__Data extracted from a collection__
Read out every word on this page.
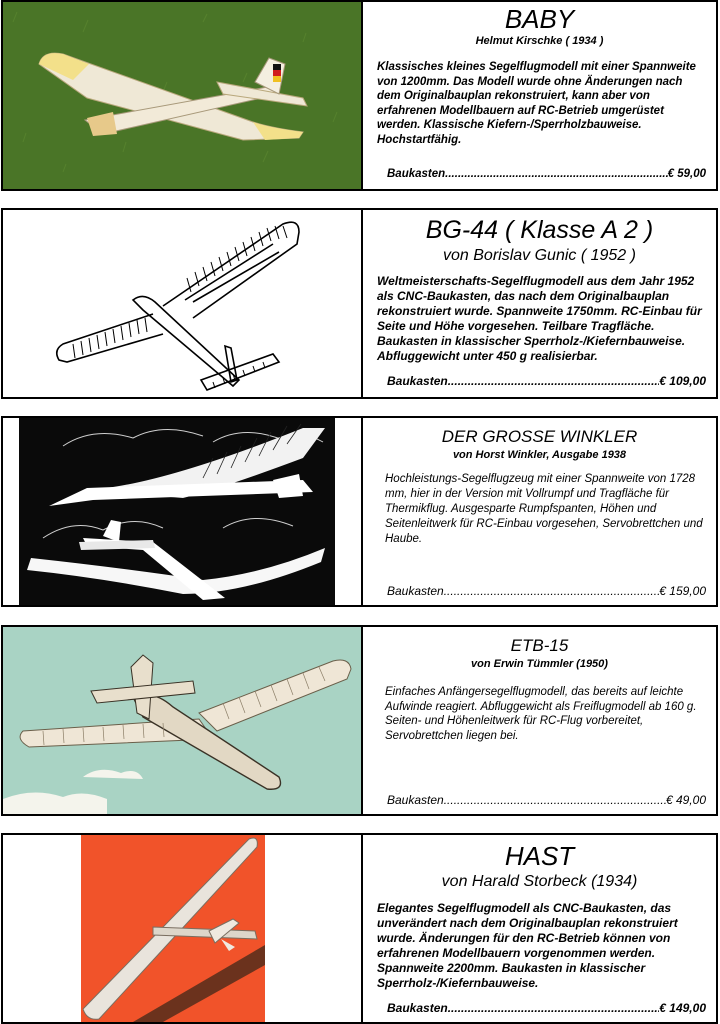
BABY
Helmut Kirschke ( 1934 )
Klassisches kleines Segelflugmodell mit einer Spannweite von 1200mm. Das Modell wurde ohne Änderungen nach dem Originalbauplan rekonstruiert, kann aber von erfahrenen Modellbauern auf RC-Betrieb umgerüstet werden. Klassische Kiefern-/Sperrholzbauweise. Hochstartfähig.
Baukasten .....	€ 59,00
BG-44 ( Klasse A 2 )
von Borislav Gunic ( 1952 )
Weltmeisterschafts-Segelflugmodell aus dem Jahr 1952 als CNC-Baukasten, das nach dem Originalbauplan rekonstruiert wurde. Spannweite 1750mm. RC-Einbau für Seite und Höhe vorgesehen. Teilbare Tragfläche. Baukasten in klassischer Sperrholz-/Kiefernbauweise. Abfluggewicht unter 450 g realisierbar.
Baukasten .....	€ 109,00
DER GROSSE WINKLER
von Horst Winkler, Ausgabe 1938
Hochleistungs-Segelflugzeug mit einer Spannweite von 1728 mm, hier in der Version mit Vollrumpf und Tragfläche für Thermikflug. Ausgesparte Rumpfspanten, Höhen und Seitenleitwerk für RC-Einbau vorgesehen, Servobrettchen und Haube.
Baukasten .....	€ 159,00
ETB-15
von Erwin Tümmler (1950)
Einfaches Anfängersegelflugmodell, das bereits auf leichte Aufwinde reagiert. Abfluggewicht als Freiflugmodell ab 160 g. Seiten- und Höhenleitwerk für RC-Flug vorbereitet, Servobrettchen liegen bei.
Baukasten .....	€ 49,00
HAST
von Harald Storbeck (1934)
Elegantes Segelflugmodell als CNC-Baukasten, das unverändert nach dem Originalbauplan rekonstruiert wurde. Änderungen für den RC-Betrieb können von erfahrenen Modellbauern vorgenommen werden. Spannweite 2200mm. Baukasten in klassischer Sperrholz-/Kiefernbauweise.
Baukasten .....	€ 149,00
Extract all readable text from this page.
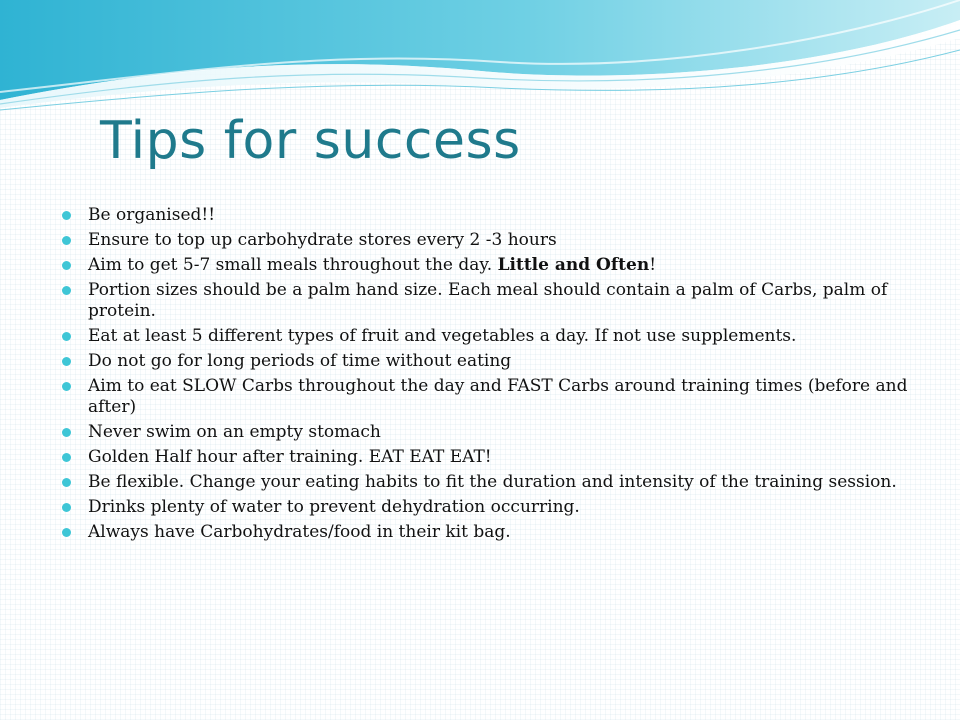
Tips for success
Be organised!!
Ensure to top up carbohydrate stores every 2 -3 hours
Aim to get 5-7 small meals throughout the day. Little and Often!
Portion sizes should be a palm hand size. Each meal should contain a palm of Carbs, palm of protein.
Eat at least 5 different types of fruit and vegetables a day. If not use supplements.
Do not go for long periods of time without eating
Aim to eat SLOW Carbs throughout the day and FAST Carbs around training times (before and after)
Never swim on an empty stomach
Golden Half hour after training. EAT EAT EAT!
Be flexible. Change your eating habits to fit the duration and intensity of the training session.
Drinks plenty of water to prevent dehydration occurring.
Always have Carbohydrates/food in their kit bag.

* * *

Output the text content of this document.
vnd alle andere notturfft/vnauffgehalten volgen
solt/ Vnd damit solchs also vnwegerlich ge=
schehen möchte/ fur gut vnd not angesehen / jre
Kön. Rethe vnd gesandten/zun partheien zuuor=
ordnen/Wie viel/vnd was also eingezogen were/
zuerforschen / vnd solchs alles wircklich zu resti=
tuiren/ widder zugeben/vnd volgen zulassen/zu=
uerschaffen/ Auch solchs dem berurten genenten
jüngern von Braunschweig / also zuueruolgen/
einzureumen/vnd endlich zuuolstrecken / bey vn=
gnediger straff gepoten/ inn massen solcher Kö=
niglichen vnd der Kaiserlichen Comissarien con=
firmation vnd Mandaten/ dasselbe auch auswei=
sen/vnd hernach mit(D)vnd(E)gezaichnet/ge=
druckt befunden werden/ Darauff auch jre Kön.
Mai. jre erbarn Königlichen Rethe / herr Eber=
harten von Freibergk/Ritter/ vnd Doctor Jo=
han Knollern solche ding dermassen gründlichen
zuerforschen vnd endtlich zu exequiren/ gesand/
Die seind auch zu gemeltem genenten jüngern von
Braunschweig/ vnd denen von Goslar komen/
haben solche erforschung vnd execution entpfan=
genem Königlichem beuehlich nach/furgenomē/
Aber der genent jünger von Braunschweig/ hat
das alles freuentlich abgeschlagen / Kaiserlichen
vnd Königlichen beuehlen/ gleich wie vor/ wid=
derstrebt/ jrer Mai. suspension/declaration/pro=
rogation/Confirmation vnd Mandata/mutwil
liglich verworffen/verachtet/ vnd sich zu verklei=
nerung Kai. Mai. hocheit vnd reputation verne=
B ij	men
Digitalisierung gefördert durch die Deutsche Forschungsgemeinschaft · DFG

==

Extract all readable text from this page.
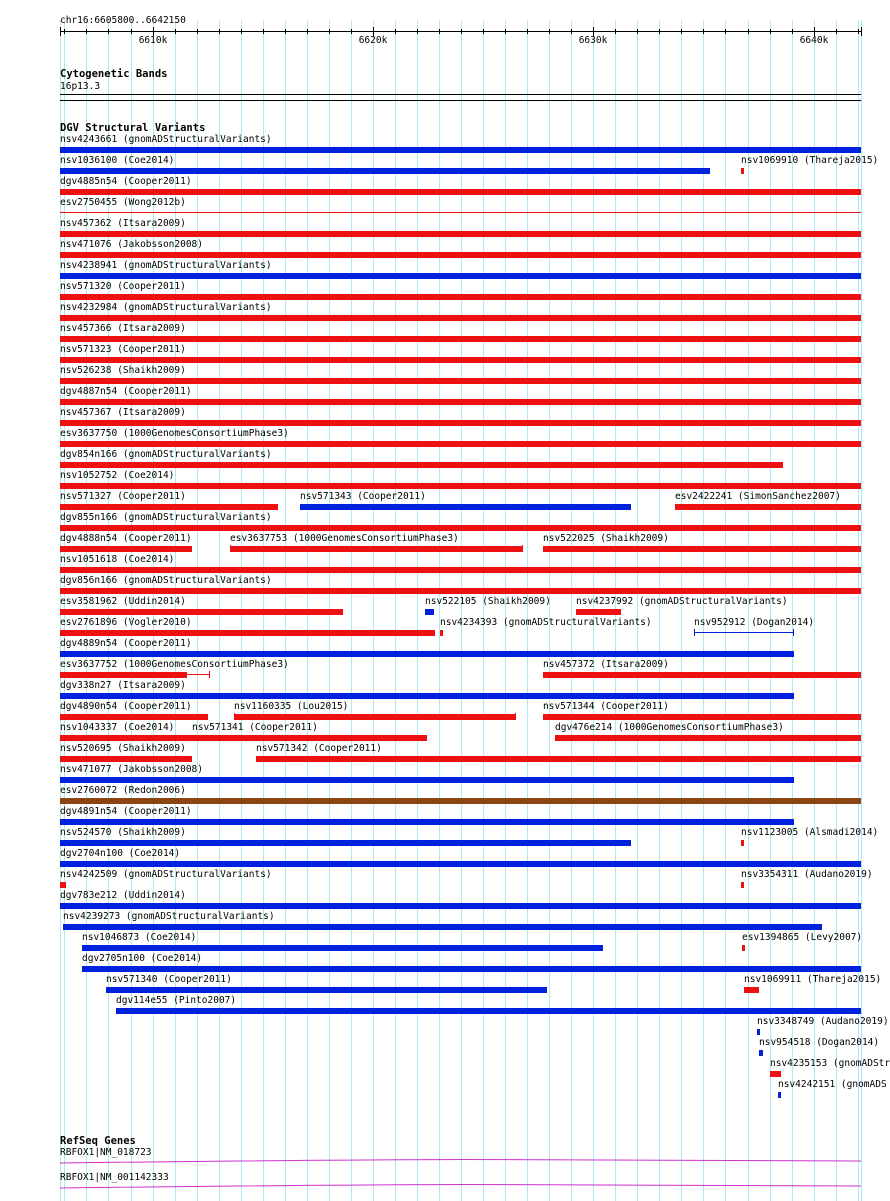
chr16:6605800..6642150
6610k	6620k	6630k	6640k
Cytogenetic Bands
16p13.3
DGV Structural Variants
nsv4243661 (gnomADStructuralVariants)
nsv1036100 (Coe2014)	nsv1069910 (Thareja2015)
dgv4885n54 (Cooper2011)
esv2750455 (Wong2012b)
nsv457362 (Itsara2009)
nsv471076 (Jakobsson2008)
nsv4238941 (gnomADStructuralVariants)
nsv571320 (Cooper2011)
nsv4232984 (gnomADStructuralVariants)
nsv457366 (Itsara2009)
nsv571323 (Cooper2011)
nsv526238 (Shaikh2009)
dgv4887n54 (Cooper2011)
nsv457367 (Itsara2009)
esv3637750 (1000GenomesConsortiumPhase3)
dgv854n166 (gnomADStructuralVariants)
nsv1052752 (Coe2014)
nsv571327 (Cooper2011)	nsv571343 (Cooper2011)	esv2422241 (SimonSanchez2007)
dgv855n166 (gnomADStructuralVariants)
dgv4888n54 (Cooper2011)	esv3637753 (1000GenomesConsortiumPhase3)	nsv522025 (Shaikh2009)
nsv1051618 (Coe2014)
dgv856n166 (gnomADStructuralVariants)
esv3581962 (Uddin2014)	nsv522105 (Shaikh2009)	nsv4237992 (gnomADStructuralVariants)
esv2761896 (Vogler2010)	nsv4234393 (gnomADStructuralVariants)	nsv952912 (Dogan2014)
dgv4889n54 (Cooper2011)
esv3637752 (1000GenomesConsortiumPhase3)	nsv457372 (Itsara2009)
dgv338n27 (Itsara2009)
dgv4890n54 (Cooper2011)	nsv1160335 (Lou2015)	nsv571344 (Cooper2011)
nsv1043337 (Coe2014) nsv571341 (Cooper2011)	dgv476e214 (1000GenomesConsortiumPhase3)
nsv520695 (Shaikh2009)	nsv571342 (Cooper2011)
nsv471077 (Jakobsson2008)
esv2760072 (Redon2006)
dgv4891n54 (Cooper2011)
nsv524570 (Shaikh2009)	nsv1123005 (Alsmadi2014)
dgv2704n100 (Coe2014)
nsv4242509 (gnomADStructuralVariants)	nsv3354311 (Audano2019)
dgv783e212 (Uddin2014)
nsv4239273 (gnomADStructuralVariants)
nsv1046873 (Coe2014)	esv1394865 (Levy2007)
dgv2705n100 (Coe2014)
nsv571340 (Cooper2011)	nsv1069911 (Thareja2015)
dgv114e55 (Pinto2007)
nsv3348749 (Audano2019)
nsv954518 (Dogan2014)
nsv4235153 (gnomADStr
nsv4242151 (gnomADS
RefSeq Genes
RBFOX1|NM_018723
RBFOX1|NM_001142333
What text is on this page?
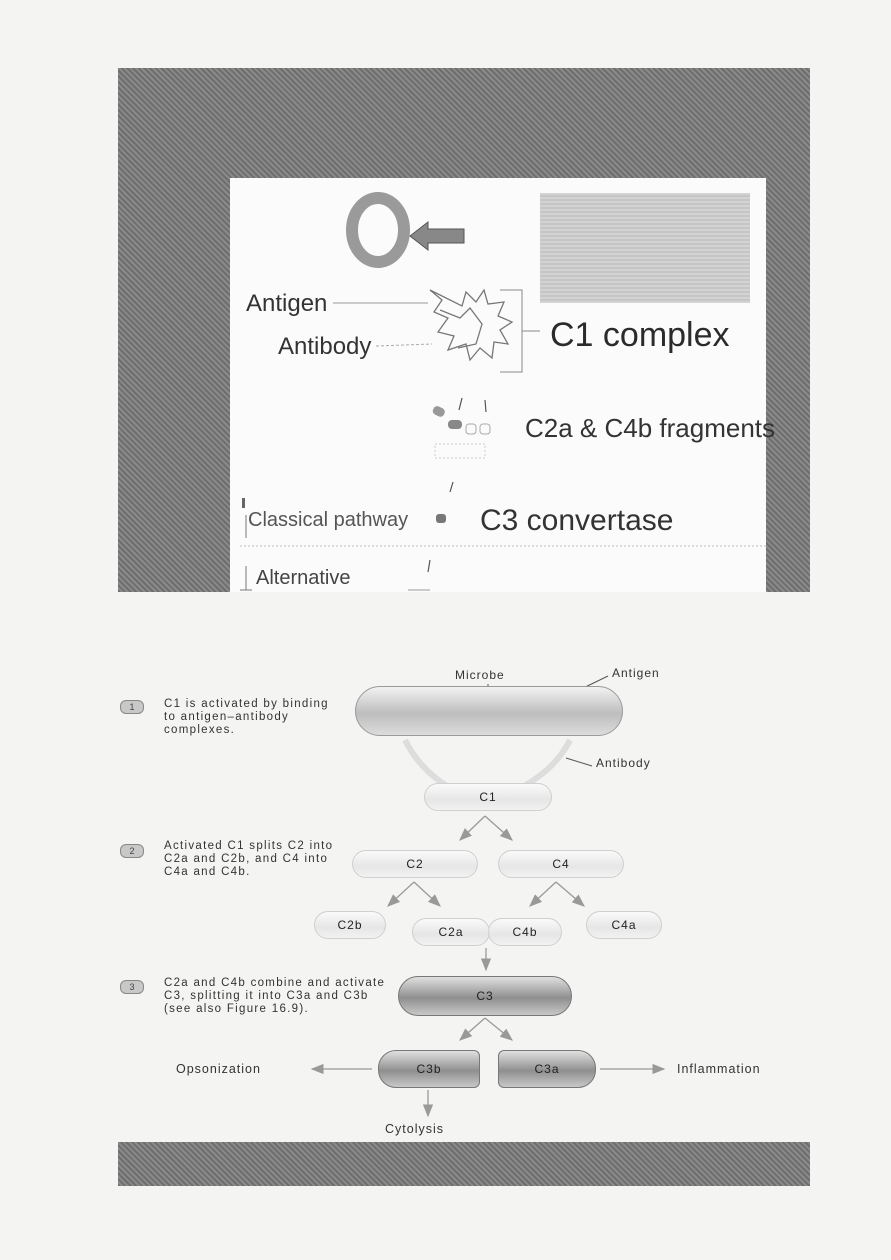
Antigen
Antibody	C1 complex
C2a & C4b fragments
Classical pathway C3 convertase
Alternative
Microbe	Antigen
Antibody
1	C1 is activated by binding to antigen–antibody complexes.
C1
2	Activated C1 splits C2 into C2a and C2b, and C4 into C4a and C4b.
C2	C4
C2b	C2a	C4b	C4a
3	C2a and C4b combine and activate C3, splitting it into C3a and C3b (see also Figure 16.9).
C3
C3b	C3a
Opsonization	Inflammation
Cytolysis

__What is expected__
Copy out each line of the data that includes the string "every".

__Output of the exercise__
Read out every word on this page.
Ensure to top up carbohydrate stores every 2 -3 hours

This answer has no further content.